• **Task to carry out**: Each line of the data that includes the string "checked" is to be copied out.

───── The data ─────

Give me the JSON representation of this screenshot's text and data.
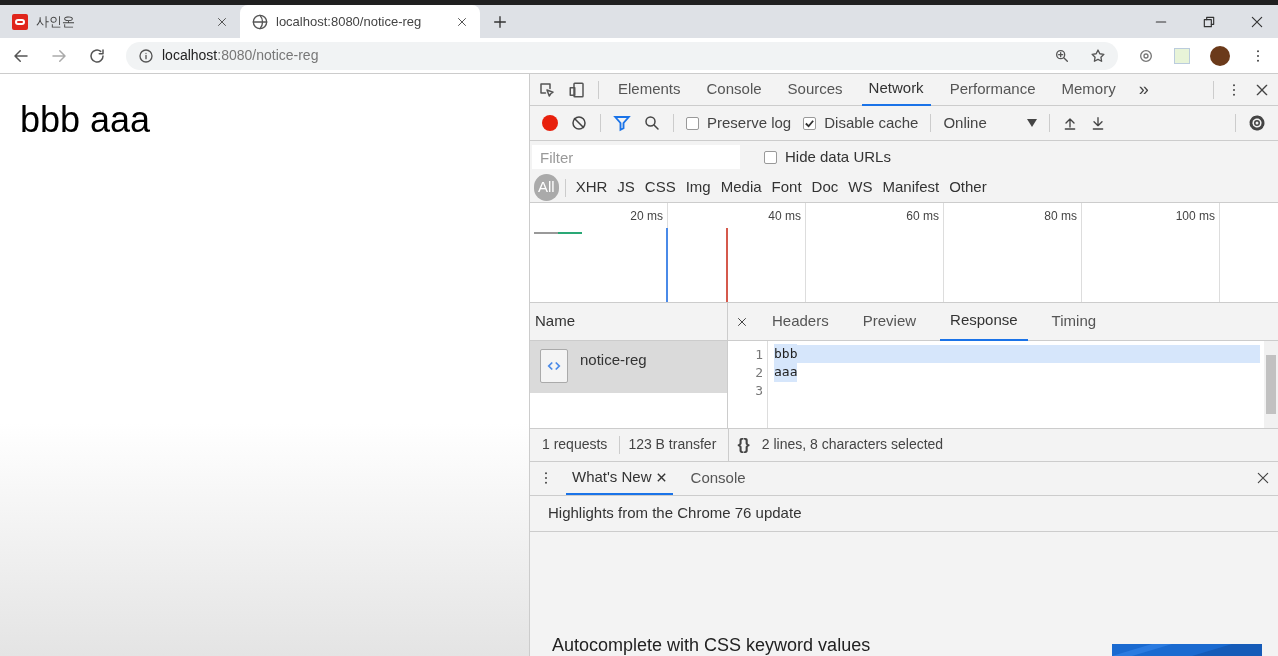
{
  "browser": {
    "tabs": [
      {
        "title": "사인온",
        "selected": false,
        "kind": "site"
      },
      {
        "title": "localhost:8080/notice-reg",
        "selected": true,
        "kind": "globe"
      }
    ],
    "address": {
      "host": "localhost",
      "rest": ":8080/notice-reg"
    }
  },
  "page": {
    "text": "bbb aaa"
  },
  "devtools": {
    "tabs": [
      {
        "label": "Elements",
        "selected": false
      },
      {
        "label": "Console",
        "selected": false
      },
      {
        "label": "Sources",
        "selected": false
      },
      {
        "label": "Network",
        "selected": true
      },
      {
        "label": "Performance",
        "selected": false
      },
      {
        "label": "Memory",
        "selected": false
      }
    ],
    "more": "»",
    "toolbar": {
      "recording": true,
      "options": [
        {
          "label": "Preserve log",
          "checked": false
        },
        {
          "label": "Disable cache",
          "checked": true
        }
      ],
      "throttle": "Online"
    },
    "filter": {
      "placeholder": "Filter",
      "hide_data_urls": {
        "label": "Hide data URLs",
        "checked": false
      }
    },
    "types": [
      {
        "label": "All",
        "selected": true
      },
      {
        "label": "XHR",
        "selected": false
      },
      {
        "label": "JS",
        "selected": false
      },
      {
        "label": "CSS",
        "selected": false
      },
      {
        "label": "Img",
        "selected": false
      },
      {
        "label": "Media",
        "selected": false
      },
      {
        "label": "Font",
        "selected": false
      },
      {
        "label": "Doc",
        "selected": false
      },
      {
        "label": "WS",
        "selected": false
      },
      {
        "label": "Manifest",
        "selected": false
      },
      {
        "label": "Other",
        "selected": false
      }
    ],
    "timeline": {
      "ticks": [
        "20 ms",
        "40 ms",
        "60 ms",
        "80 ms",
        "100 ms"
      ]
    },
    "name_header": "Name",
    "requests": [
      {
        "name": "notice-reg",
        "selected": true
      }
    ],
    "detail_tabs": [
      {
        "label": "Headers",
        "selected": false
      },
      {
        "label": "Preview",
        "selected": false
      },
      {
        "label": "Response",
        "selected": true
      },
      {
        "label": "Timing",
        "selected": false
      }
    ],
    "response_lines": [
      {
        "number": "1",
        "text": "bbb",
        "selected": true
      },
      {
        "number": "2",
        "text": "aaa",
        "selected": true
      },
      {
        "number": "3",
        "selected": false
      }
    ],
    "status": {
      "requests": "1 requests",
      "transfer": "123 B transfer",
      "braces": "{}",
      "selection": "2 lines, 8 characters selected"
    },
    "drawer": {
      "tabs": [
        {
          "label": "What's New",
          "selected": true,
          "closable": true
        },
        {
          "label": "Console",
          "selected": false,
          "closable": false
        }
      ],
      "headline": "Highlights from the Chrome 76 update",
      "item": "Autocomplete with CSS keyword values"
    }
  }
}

─────
───── The data ─────

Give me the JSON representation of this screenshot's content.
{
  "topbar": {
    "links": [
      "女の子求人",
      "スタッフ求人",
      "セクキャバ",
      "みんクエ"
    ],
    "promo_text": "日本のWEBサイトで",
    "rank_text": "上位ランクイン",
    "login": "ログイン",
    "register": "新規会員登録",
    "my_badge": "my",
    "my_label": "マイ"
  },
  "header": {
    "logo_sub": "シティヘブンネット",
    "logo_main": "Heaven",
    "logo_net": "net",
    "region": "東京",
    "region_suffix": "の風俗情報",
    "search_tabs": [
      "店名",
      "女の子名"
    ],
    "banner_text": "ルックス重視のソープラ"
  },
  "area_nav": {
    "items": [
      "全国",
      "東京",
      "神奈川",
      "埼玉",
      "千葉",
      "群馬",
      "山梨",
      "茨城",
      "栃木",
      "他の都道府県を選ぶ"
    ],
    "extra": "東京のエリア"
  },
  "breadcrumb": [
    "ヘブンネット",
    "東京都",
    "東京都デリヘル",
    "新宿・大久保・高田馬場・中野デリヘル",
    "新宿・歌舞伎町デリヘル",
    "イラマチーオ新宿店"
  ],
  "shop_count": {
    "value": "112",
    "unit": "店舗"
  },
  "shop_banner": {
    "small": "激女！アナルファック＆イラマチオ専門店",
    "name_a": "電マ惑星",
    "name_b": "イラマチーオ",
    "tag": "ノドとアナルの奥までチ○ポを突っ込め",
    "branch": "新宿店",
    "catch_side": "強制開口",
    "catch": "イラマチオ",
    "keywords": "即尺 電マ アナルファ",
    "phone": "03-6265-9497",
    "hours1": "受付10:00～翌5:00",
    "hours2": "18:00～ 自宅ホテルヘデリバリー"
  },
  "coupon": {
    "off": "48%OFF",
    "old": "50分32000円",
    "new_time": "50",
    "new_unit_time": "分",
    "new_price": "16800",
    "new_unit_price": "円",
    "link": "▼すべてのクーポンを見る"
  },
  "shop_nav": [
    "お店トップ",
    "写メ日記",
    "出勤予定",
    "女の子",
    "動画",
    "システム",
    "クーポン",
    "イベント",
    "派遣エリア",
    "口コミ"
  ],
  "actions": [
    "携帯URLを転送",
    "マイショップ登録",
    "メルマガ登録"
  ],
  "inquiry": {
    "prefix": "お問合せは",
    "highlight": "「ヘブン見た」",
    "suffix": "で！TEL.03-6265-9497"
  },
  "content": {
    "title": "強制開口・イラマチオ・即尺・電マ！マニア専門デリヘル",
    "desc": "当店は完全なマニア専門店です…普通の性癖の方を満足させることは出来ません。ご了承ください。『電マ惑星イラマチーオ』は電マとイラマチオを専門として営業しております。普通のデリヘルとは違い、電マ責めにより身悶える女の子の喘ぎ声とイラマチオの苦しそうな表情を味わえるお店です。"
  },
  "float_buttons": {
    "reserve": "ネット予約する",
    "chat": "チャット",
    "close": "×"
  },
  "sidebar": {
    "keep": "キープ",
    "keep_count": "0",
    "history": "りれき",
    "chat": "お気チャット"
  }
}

─────

• **Solution to this problem**:
          "checked": false
          "checked": true
        "checked": false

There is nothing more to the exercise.